REQUIRED TASK A = Please write down the records once more, starting with the first line of the records and going on through the line that contains "caret-icon bbox=[682, 7, 687, 10]", keeping every line unchanged.
[START OF TEXT EXCERPT]
1

I have a XML file of about 10GB, I dont know the content of the file but I would like to import it into my database to make it easy to view.

How can I import an xml file to my PostgreSQL database? (Is this even possible with such a large file?)

I Hope you guys can help me out :)

nick bijmoer
  • 99
  • 1
  • 2
  • 14
  • I'm just wondering about your objectives here. If you don't know what's in the file, then you're presumably just dumping it in the database unchanged. Is it really going to be easier to make any sense of it once it's in the database? What I have done in the past to try and make sense of such files is first to generate a schema, and from that to write a stylesheet to extract parts of the file that I can then study to gradually build an understanding of the content. – Michael Kay Jan 09 '19 at 14:54
  • I thought that maybe there is a tool that imports the XML file in the database, so that all the columns and data would be automatically inserted in one table. The file is too big to read in Excel, so I thought, if I can import it in my database, I can query a subset of the data. – nick bijmoer Jan 09 '19 at 22:06
  • I would start by generating a schema. There are lots of tools for generating a schema from an instance. I wrote one myself (DTDGenerator at saxon.sf.net) which is now ancient and probably not the best, but I do know that it's fully streamable and can handle very large inputs. (Also, peeking at the start of the file using "more" on the command line isn't a bad idea.) – Michael Kay Jan 09 '19 at 22:39

1 Answers1

0
  1. Convert XML file into CSV file. Also, when converting, split it to 100Mb-1Gb parts for easier batching.
[END OF TEXT EXCERPT]
[START OF EXERCISE MATERIALS]
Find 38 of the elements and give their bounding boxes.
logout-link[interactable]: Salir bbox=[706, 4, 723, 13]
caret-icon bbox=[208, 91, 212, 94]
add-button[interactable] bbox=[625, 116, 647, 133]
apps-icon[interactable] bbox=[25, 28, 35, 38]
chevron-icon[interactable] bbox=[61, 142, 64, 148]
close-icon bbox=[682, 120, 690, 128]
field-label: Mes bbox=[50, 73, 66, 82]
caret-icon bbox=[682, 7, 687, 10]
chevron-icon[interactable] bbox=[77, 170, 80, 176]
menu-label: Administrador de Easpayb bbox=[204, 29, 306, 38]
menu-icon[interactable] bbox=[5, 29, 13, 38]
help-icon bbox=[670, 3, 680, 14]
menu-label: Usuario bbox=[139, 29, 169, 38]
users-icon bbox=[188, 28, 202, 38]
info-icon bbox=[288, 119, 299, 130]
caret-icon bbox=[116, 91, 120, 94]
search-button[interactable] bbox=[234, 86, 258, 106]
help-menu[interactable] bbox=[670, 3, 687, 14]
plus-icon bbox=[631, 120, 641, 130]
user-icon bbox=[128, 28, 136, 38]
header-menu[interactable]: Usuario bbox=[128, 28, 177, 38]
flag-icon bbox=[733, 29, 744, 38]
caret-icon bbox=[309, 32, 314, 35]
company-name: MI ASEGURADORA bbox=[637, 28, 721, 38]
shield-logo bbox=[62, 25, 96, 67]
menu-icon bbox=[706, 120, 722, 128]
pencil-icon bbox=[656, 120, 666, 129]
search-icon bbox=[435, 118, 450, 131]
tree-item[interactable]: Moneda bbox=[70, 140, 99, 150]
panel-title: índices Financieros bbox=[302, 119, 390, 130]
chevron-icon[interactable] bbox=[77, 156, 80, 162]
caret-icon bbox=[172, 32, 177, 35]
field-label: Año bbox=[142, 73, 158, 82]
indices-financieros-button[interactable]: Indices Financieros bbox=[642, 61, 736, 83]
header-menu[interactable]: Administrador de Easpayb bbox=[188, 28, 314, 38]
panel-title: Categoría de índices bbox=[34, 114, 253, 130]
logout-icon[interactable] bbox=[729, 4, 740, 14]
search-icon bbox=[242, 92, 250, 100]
[END OF EXERCISE MATERIALS]
REQUIRED TASK B = From the thread about importing an XML file into PostgreSQL, extract the passage starting with "I have a XML" and going on through "a large file?)", word for word.

EXERCISE RESULT A =
Find 38 of the elements and give their bounding boxes.
logout-link[interactable]: Salir bbox=[706, 4, 723, 13]
caret-icon bbox=[208, 91, 212, 94]
add-button[interactable] bbox=[625, 116, 647, 133]
apps-icon[interactable] bbox=[25, 28, 35, 38]
chevron-icon[interactable] bbox=[61, 142, 64, 148]
close-icon bbox=[682, 120, 690, 128]
field-label: Mes bbox=[50, 73, 66, 82]
caret-icon bbox=[682, 7, 687, 10]

EXERCISE RESULT B =
I have a XML file of about 10GB, I dont know the content of the file but I would like to import it into my database to make it easy to view.

How can I import an xml file to my PostgreSQL database? (Is this even possible with such a large file?)